→ TASK BRIEF
Wherever the string "Ihrem" occurs in a line of these records, report that line.

→ DATASET RECORDS
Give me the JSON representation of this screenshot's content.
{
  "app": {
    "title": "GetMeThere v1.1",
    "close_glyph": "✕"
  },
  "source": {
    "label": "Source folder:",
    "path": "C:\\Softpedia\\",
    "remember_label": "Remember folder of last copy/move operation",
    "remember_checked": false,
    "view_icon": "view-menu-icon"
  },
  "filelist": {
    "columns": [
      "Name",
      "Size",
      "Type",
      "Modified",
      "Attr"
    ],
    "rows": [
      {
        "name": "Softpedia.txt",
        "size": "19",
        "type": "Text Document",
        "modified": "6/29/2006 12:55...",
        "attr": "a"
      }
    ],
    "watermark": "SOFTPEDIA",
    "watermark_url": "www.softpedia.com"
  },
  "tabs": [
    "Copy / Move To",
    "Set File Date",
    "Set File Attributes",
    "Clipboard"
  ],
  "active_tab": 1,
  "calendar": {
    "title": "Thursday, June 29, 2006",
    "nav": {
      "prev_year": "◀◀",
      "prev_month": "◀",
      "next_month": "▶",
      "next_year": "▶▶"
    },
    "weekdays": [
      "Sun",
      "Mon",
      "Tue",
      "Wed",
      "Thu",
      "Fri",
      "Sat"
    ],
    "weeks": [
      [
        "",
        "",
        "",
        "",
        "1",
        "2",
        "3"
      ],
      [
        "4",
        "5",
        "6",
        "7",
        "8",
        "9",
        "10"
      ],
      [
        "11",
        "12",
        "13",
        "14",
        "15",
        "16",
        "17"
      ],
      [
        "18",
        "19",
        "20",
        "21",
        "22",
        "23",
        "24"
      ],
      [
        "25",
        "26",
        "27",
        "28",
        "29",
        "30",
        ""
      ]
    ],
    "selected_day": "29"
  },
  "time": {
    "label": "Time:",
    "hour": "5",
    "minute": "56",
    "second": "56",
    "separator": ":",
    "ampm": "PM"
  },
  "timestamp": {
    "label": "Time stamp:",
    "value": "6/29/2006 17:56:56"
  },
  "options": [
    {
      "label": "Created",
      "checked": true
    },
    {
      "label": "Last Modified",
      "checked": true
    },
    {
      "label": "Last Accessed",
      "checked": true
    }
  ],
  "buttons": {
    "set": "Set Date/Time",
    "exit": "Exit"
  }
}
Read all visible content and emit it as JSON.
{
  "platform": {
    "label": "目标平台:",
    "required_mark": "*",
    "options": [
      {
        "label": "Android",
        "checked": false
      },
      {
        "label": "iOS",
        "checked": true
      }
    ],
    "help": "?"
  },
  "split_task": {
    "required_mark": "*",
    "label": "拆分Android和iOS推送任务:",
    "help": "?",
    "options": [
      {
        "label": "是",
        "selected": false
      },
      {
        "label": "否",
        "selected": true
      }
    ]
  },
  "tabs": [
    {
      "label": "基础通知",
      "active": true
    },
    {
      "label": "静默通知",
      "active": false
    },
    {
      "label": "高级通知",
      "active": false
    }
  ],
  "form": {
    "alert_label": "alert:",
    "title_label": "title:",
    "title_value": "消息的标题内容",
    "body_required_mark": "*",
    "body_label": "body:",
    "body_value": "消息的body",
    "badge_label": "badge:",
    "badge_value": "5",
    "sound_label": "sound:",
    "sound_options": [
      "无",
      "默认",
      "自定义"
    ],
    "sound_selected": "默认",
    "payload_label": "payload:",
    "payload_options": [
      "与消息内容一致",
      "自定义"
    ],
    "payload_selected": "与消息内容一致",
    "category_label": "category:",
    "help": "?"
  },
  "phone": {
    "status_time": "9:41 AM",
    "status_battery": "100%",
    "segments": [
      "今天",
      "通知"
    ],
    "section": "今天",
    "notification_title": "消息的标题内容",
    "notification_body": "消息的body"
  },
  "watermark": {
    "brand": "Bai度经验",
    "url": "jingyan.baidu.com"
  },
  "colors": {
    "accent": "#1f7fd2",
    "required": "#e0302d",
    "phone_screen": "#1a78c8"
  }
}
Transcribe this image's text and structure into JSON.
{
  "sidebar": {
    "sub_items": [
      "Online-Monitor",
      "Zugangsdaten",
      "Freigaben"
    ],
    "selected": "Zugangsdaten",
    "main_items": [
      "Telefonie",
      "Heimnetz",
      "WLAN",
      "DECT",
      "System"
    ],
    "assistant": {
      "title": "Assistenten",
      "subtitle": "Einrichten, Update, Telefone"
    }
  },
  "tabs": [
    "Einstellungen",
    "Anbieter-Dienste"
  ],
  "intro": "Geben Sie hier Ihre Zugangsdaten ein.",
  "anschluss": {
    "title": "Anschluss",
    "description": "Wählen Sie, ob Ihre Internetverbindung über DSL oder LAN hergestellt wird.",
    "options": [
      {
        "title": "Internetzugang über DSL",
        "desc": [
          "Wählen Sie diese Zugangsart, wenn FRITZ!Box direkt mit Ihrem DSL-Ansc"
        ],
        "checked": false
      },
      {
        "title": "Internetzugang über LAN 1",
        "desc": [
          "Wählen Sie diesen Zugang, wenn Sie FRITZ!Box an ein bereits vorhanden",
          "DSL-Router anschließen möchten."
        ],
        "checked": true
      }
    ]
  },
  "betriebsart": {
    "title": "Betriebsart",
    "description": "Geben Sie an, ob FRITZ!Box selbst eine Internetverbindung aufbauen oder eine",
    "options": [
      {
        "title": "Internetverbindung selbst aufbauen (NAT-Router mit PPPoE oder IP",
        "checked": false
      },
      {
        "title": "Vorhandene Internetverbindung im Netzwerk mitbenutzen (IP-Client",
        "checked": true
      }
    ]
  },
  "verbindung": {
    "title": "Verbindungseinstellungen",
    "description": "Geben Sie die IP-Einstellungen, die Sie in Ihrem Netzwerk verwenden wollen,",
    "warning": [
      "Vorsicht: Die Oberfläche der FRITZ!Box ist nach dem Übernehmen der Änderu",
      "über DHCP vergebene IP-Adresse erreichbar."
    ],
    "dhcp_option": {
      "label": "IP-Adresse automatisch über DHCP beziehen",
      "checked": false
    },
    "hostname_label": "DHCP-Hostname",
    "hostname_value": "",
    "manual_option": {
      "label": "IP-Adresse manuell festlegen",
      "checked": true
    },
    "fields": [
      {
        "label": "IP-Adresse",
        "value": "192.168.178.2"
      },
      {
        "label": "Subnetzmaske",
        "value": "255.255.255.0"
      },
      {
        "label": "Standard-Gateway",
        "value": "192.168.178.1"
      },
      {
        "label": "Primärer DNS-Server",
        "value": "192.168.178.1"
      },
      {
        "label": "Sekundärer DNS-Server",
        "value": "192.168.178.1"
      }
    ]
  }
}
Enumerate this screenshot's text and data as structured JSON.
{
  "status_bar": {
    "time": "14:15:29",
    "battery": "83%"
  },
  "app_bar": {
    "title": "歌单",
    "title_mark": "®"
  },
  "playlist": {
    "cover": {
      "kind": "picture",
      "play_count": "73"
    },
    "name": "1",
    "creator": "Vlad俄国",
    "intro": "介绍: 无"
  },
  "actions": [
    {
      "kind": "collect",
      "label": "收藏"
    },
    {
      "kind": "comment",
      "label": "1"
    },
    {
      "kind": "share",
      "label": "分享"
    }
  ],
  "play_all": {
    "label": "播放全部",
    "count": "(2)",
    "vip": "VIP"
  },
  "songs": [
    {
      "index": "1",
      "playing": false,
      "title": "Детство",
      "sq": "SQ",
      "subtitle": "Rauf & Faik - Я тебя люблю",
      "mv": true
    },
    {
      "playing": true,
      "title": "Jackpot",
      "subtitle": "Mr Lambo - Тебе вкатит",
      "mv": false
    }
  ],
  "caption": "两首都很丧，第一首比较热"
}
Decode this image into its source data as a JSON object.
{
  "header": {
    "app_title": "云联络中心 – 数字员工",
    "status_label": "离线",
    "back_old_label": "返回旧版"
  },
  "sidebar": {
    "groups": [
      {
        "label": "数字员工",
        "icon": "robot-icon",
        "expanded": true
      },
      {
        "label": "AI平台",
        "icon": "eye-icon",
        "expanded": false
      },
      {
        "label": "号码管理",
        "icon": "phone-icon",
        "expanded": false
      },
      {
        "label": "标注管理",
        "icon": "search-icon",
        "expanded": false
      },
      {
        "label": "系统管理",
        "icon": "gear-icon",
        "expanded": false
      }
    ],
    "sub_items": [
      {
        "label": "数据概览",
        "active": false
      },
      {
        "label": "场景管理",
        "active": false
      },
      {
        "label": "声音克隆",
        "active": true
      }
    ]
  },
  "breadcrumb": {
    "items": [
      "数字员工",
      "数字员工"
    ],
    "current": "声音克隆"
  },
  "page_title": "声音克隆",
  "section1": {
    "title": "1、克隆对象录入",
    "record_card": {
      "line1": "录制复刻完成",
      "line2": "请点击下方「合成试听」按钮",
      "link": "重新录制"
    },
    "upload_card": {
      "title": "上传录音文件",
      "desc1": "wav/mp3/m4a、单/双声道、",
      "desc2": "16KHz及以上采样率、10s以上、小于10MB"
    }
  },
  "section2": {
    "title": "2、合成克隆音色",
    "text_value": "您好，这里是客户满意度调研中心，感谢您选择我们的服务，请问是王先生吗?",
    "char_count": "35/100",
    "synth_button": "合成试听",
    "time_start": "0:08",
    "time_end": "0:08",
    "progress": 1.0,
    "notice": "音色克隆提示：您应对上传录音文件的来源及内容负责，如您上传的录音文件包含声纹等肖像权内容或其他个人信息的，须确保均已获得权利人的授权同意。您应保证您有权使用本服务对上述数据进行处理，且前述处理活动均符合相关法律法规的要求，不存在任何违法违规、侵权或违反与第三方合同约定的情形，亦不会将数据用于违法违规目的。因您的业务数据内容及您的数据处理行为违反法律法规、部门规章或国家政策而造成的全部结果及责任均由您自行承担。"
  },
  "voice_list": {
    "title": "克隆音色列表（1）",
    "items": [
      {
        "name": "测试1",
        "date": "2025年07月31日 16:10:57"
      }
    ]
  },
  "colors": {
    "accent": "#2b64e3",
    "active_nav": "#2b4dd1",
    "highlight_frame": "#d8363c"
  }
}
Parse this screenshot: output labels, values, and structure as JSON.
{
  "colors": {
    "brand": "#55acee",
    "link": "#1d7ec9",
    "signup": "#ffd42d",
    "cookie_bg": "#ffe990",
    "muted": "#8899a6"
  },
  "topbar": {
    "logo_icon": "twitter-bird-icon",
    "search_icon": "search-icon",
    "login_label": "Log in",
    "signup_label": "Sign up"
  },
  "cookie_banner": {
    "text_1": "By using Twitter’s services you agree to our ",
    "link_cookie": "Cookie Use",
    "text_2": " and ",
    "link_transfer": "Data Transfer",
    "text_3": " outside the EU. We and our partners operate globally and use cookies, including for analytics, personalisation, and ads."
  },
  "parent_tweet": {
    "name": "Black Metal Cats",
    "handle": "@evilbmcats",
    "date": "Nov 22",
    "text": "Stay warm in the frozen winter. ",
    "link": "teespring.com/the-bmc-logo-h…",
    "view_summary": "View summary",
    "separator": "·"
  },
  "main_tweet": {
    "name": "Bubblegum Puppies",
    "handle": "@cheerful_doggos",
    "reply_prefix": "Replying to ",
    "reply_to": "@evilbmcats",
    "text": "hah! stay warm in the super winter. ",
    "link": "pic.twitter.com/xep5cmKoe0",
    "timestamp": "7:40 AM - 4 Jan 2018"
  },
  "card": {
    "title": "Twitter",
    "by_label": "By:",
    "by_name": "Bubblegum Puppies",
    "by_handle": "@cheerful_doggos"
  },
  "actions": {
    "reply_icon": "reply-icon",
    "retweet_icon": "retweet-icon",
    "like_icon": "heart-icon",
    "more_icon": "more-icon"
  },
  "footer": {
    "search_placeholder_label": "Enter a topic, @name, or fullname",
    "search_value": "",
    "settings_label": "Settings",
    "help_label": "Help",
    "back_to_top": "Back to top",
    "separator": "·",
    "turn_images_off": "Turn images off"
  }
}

→ ANSWER TO THE TASK
          "Wählen Sie diese Zugangsart, wenn FRITZ!Box direkt mit Ihrem DSL-Ansc"
    "description": "Geben Sie die IP-Einstellungen, die Sie in Ihrem Netzwerk verwenden wollen,",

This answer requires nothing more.